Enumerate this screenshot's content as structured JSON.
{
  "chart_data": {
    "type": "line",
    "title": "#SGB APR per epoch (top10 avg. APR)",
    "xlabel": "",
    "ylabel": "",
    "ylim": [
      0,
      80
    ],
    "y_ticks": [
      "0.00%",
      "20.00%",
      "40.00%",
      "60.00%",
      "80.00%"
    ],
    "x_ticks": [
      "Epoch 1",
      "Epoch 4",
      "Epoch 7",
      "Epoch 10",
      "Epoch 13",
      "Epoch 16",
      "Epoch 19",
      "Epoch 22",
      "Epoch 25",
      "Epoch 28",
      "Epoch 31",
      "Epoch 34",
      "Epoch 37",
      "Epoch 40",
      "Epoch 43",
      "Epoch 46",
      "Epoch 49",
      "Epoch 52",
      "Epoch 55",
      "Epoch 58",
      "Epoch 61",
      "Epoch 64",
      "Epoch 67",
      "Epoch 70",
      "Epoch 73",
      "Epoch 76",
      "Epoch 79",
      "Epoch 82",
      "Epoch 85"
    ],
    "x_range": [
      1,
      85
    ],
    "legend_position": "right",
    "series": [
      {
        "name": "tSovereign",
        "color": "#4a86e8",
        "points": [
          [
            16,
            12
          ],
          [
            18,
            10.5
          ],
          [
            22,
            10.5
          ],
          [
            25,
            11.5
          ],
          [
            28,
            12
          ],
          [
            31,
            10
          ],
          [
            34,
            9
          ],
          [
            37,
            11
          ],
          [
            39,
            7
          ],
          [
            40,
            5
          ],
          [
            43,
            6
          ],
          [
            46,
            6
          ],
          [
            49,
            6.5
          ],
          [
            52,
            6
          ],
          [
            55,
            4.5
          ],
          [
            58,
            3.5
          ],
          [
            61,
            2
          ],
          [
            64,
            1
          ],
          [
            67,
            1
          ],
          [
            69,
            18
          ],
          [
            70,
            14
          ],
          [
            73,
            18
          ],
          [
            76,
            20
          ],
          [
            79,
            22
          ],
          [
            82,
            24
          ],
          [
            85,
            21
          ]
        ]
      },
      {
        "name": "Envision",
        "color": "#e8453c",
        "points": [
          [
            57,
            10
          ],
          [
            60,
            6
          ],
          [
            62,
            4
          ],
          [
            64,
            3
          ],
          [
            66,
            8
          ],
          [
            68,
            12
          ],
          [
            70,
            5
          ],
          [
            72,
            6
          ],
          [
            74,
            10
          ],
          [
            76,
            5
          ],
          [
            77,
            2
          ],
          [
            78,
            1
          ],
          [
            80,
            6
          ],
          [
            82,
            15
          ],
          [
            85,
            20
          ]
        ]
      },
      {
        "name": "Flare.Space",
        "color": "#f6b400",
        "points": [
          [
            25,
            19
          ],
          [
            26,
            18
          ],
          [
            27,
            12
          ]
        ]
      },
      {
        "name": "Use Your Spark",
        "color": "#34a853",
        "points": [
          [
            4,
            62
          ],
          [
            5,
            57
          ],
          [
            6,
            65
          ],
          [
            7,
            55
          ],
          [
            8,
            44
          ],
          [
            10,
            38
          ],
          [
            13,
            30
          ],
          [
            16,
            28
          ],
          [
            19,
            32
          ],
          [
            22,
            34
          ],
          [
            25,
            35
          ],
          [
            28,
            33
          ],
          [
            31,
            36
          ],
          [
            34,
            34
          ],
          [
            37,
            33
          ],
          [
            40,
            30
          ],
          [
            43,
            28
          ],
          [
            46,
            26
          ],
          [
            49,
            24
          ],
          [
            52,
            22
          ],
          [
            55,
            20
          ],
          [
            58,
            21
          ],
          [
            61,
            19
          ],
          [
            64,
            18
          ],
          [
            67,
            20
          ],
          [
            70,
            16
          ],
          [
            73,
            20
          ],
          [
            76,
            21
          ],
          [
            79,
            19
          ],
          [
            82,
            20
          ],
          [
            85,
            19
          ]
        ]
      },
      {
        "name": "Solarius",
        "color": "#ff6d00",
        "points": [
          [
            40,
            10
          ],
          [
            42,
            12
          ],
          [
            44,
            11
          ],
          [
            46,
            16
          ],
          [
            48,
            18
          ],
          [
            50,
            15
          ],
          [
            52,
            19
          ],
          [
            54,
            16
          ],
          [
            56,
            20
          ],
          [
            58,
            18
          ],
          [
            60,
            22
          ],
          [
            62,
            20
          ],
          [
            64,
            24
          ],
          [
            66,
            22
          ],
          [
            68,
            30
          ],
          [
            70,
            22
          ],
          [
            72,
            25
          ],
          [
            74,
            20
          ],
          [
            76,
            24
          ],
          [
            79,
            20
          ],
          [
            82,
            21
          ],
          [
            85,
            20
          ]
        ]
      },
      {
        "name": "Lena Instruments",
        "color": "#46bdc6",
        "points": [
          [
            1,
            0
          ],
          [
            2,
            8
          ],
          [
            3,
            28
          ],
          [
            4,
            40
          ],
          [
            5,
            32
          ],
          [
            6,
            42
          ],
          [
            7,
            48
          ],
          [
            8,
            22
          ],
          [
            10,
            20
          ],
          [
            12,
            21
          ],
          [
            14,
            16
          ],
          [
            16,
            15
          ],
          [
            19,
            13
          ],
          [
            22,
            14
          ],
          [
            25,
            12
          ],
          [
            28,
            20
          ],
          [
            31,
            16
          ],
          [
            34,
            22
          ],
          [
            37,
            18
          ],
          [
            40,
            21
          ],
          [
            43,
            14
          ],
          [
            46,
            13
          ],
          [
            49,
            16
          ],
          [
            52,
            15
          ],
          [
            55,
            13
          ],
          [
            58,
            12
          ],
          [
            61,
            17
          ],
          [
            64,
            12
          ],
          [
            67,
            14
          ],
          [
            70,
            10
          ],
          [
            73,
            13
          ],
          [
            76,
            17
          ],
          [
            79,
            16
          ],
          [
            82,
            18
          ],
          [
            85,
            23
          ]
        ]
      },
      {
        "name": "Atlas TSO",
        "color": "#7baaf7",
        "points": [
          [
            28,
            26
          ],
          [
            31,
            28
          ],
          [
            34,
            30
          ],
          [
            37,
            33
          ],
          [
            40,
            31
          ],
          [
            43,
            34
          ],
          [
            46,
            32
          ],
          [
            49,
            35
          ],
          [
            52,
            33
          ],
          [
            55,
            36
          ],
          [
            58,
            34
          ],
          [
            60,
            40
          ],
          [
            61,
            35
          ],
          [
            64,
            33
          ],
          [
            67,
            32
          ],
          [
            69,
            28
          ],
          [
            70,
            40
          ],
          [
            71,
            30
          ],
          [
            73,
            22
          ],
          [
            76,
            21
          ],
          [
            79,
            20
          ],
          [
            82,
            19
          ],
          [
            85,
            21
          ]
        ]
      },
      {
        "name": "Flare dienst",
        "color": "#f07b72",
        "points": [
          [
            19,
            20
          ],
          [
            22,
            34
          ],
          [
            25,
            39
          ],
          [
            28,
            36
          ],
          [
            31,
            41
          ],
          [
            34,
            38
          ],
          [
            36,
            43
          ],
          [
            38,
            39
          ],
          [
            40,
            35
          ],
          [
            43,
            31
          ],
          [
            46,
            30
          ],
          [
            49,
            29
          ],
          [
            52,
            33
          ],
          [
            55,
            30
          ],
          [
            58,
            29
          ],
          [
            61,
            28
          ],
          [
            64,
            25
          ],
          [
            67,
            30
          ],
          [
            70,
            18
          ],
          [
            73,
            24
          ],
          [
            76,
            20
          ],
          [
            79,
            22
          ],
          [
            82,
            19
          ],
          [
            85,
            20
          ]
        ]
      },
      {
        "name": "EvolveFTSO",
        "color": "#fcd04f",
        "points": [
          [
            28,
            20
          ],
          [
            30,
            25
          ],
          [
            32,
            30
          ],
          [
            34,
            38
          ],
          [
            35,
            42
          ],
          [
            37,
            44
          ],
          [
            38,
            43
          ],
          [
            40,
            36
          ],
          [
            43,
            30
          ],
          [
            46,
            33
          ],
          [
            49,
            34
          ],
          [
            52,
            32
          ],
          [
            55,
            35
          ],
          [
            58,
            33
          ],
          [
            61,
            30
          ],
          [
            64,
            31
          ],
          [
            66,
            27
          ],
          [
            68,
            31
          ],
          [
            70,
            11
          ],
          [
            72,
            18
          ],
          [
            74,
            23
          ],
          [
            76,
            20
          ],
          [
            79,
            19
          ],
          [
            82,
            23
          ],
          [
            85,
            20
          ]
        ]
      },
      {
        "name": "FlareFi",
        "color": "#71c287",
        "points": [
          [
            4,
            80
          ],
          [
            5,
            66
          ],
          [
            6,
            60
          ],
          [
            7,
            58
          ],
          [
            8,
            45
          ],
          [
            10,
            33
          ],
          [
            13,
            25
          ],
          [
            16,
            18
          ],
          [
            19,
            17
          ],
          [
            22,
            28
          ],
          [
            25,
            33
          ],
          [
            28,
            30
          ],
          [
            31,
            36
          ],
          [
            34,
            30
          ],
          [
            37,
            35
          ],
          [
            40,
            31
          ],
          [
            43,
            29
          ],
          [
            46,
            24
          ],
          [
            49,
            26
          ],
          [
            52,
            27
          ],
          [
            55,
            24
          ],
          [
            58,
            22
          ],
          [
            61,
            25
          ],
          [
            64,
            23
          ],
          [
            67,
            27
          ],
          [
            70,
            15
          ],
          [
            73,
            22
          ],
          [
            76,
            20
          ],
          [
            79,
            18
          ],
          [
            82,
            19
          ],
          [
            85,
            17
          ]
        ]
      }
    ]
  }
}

**REQUIREMENTS:**
Go through the data above and find the lines with the word "color". Copy each of those lines.

**WRITTEN ANSWER:**
        "color": "#4a86e8",
        "color": "#e8453c",
        "color": "#f6b400",
        "color": "#34a853",
        "color": "#ff6d00",
        "color": "#46bdc6",
        "color": "#7baaf7",
        "color": "#f07b72",
        "color": "#fcd04f",
        "color": "#71c287",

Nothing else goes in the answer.